### EXERCISE GOAL
Rewrite the lines from the one containing "369, 913, 389]" to the one containing "modify-date-label: 修改日期： bbox=[739, 374, 800, 388]", both included, as a numbered list, dropping any blank lines.
■ ■ ■ ■ ■
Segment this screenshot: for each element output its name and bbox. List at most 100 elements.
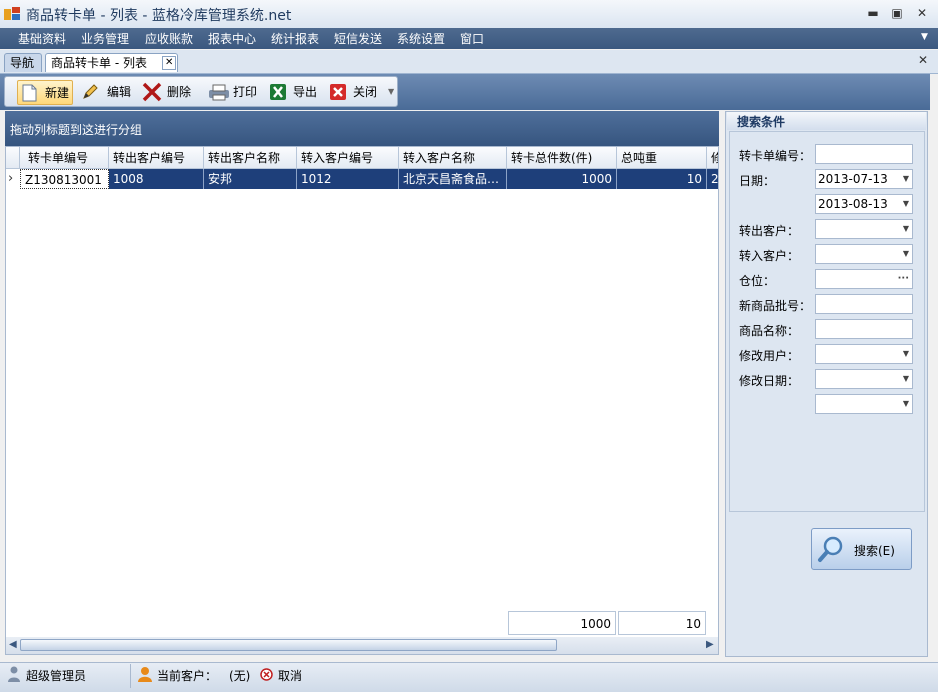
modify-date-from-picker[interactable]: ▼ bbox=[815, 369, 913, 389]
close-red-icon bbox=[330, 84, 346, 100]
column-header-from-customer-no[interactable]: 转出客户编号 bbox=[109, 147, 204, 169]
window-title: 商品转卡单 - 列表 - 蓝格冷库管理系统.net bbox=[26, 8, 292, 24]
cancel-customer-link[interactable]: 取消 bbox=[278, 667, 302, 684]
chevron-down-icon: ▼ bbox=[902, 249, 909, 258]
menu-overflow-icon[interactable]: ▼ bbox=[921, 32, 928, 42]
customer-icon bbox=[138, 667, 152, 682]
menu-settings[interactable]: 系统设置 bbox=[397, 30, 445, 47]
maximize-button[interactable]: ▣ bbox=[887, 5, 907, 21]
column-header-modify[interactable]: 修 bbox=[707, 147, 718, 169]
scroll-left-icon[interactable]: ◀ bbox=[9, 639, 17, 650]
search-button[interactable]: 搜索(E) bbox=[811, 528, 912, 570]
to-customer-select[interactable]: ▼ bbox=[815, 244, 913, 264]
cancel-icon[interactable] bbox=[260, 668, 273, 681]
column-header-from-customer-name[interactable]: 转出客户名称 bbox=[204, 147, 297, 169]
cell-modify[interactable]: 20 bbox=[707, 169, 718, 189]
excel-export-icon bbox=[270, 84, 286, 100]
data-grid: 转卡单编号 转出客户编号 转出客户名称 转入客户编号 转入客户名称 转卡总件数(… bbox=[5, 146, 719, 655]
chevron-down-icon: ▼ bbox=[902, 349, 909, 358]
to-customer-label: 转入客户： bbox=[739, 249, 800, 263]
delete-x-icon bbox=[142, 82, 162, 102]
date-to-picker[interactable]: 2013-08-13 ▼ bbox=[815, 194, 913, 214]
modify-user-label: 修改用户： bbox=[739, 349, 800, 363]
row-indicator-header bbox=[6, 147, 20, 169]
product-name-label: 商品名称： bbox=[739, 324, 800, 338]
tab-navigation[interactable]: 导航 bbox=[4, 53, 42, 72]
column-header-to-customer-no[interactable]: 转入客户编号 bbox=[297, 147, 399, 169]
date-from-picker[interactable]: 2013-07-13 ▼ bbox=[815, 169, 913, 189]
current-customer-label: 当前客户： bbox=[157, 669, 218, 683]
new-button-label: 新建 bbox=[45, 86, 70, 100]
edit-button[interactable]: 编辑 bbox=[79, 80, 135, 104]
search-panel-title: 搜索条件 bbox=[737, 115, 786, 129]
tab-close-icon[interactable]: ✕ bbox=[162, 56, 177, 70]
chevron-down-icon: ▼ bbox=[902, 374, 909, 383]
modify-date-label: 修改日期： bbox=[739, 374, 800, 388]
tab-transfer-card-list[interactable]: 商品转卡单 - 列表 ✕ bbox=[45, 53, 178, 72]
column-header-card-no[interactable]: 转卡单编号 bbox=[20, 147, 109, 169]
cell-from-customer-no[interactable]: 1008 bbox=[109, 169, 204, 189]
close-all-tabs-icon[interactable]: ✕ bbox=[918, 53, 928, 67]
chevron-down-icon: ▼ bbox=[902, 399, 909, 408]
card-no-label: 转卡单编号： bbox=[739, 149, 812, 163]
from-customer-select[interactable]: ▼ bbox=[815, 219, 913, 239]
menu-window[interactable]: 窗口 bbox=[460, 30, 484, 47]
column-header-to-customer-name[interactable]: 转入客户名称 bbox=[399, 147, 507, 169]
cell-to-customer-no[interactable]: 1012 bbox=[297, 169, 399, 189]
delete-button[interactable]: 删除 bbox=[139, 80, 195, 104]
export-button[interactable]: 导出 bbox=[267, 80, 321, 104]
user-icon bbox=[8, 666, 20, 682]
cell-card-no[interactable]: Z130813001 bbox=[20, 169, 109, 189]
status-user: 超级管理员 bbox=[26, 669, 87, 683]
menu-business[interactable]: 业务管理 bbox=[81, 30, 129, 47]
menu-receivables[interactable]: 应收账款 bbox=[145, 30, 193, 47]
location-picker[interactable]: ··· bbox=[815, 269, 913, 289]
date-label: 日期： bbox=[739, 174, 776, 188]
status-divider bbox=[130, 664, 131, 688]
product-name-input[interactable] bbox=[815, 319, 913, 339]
■ ■ ■ ■ ■
### SOLUTION TO THIS TASK
1. modify-date-from-picker[interactable]: ▼ bbox=[815, 369, 913, 389]
2. close-red-icon bbox=[330, 84, 346, 100]
3. column-header-from-customer-no[interactable]: 转出客户编号 bbox=[109, 147, 204, 169]
4. window-title: 商品转卡单 - 列表 - 蓝格冷库管理系统.net bbox=[26, 8, 292, 24]
5. cancel-customer-link[interactable]: 取消 bbox=[278, 667, 302, 684]
6. chevron-down-icon: ▼ bbox=[902, 249, 909, 258]
7. menu-overflow-icon[interactable]: ▼ bbox=[921, 32, 928, 42]
8. customer-icon bbox=[138, 667, 152, 682]
9. menu-settings[interactable]: 系统设置 bbox=[397, 30, 445, 47]
10. maximize-button[interactable]: ▣ bbox=[887, 5, 907, 21]
11. column-header-modify[interactable]: 修 bbox=[707, 147, 718, 169]
12. scroll-left-icon[interactable]: ◀ bbox=[9, 639, 17, 650]
13. search-button[interactable]: 搜索(E) bbox=[811, 528, 912, 570]
14. to-customer-select[interactable]: ▼ bbox=[815, 244, 913, 264]
15. cancel-icon[interactable] bbox=[260, 668, 273, 681]
16. column-header-from-customer-name[interactable]: 转出客户名称 bbox=[204, 147, 297, 169]
17. cell-modify[interactable]: 20 bbox=[707, 169, 718, 189]
18. excel-export-icon bbox=[270, 84, 286, 100]
19. data-grid: 转卡单编号 转出客户编号 转出客户名称 转入客户编号 转入客户名称 转卡总件数(… bbox=[5, 146, 719, 655]
20. chevron-down-icon: ▼ bbox=[902, 349, 909, 358]
21. to-customer-label: 转入客户： bbox=[739, 249, 800, 263]
22. delete-x-icon bbox=[142, 82, 162, 102]
23. date-to-picker[interactable]: 2013-08-13 ▼ bbox=[815, 194, 913, 214]
24. modify-user-label: 修改用户： bbox=[739, 349, 800, 363]
25. row-indicator-header bbox=[6, 147, 20, 169]
26. product-name-label: 商品名称： bbox=[739, 324, 800, 338]
27. tab-navigation[interactable]: 导航 bbox=[4, 53, 42, 72]
28. column-header-to-customer-no[interactable]: 转入客户编号 bbox=[297, 147, 399, 169]
29. date-from-picker[interactable]: 2013-07-13 ▼ bbox=[815, 169, 913, 189]
30. current-customer-label: 当前客户： bbox=[157, 669, 218, 683]
31. new-button-label: 新建 bbox=[45, 86, 70, 100]
32. edit-button[interactable]: 编辑 bbox=[79, 80, 135, 104]
33. search-panel-title: 搜索条件 bbox=[737, 115, 786, 129]
34. tab-close-icon[interactable]: ✕ bbox=[162, 56, 177, 70]
35. chevron-down-icon: ▼ bbox=[902, 374, 909, 383]
36. modify-date-label: 修改日期： bbox=[739, 374, 800, 388]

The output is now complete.